<<<<
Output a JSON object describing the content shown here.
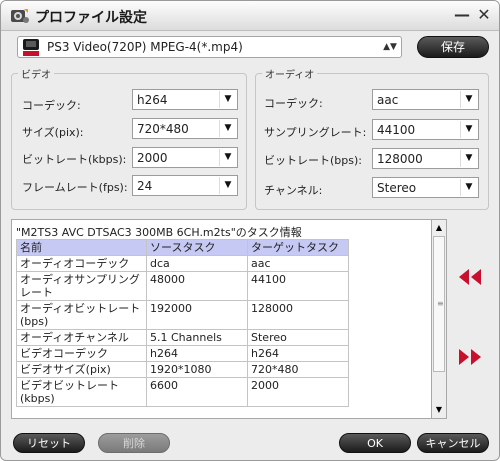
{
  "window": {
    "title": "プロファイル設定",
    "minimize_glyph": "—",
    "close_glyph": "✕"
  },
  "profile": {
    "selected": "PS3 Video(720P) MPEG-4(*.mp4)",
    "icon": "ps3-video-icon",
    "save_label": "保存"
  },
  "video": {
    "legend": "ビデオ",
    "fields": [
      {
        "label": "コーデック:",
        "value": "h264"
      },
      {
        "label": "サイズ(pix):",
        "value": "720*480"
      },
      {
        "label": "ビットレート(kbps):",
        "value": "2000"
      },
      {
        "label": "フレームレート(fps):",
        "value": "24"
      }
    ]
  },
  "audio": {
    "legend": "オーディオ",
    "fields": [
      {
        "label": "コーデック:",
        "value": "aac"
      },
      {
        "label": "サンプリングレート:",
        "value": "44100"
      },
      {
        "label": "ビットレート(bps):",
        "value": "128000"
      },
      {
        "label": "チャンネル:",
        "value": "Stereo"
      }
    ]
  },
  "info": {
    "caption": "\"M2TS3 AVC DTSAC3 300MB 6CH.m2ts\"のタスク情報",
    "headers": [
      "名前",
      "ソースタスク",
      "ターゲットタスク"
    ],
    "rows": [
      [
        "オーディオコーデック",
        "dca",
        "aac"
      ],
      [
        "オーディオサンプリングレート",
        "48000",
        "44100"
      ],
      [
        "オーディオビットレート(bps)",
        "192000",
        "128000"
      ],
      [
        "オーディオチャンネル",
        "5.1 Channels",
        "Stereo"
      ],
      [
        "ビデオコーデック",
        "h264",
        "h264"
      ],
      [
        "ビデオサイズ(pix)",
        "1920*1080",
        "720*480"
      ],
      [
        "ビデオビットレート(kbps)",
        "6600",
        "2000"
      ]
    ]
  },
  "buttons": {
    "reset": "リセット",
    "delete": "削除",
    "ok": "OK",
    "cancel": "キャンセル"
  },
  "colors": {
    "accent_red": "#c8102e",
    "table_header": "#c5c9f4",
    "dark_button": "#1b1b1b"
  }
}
>>>>
Problem statement:
Exclude the pictures, and transcribe all of the material exactly.

The result:
Output a JSON object describing the content shown here.
{
  "window": {
    "title": "プロファイル設定",
    "minimize_glyph": "—",
    "close_glyph": "✕"
  },
  "profile": {
    "selected": "PS3 Video(720P) MPEG-4(*.mp4)",
    "icon": "ps3-video-icon",
    "save_label": "保存"
  },
  "video": {
    "legend": "ビデオ",
    "fields": [
      {
        "label": "コーデック:",
        "value": "h264"
      },
      {
        "label": "サイズ(pix):",
        "value": "720*480"
      },
      {
        "label": "ビットレート(kbps):",
        "value": "2000"
      },
      {
        "label": "フレームレート(fps):",
        "value": "24"
      }
    ]
  },
  "audio": {
    "legend": "オーディオ",
    "fields": [
      {
        "label": "コーデック:",
        "value": "aac"
      },
      {
        "label": "サンプリングレート:",
        "value": "44100"
      },
      {
        "label": "ビットレート(bps):",
        "value": "128000"
      },
      {
        "label": "チャンネル:",
        "value": "Stereo"
      }
    ]
  },
  "info": {
    "caption": "\"M2TS3 AVC DTSAC3 300MB 6CH.m2ts\"のタスク情報",
    "headers": [
      "名前",
      "ソースタスク",
      "ターゲットタスク"
    ],
    "rows": [
      [
        "オーディオコーデック",
        "dca",
        "aac"
      ],
      [
        "オーディオサンプリングレート",
        "48000",
        "44100"
      ],
      [
        "オーディオビットレート(bps)",
        "192000",
        "128000"
      ],
      [
        "オーディオチャンネル",
        "5.1 Channels",
        "Stereo"
      ],
      [
        "ビデオコーデック",
        "h264",
        "h264"
      ],
      [
        "ビデオサイズ(pix)",
        "1920*1080",
        "720*480"
      ],
      [
        "ビデオビットレート(kbps)",
        "6600",
        "2000"
      ]
    ]
  },
  "buttons": {
    "reset": "リセット",
    "delete": "削除",
    "ok": "OK",
    "cancel": "キャンセル"
  },
  "colors": {
    "accent_red": "#c8102e",
    "table_header": "#c5c9f4",
    "dark_button": "#1b1b1b"
  }
}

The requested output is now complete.